## Quoted text
###

Input:   $\alpha$, L, $\mathit{c}=(c_0,c_1,\dots ,c_{L-1})$, $c_t\in \{0,1\}$

Output:   $\mathit{b}=(b_0,b_1,\dots ,b_{k-1})$, $b_t\in \{0,1\}$

1:   $B\leftarrow 0$;

2:  $\mathcal{l}\leftarrow 0$;

3:  for  $t=0$ to  $L-1$  do

4:   if $c_t=1$ then

5:     $\mathcal{l}\leftarrow \mathcal{l}+1$;

6:     ${\displaystyle B\leftarrow B+\left(\genfrac{}{}{0pt}{}{t}{\mathcal{l}}\right)}$;

7:   end if

8: end for

9: for  $t=0$ to $k-1$  do

10:   $b_t=B(mod2)$

11:   $B\leftarrow B\gg 1$;

12:  end for

3. Proposed DNN Watermarking

The overview of the proposed DNN watermarking is shown in Figure 1 and Figure 2, where Figure 1 represents the embedding procedure and Figure 2 represents the extraction procedure.

###

## Data records
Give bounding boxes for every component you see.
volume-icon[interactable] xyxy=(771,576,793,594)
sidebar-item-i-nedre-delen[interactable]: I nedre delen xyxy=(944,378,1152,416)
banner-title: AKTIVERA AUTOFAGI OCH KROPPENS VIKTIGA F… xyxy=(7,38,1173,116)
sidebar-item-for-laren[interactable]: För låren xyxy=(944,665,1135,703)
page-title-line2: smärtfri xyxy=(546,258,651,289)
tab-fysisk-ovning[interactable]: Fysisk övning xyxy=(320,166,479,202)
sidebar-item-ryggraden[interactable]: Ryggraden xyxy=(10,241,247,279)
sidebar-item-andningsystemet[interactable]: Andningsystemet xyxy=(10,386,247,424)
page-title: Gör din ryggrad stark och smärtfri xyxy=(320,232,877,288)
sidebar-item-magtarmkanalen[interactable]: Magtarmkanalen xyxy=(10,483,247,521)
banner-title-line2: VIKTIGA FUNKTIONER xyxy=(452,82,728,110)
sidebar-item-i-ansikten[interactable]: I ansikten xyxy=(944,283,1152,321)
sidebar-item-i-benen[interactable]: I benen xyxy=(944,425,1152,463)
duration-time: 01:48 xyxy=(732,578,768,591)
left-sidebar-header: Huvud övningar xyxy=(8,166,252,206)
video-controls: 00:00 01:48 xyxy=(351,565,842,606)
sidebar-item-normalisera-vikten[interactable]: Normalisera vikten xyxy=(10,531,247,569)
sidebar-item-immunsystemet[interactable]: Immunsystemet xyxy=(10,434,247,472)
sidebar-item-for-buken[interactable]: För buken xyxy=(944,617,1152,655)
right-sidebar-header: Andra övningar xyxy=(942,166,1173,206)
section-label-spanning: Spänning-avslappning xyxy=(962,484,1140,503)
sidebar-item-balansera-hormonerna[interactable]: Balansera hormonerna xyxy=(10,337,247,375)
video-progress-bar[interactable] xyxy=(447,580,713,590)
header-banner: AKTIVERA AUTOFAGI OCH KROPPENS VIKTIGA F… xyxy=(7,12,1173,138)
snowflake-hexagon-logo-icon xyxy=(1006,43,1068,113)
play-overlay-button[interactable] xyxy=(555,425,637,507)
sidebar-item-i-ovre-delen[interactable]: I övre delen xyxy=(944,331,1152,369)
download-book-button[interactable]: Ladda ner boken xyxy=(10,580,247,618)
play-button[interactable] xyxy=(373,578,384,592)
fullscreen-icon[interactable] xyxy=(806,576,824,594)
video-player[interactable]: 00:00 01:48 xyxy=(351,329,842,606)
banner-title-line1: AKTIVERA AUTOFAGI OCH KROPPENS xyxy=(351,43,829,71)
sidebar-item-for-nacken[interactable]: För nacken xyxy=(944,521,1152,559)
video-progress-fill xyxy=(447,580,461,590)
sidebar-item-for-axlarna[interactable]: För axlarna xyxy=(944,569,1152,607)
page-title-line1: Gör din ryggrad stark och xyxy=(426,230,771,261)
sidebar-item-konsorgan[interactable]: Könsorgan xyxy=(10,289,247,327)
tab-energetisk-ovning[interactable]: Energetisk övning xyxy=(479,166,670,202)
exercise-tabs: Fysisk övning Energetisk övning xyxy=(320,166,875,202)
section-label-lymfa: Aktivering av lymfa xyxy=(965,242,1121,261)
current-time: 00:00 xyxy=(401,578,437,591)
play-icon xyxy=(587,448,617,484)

###

## Tasks to perform
1 - List every input given on the Input line of the watermarking excerpt.
2 - In the watermarking excerpt, which procedure does Figure 2 represent?

## Task-by-task outputs
1 -
α
L
c = (c_0, c_1, …, c_{L-1}), with each c_t in {0, 1}

2 - The extraction procedure.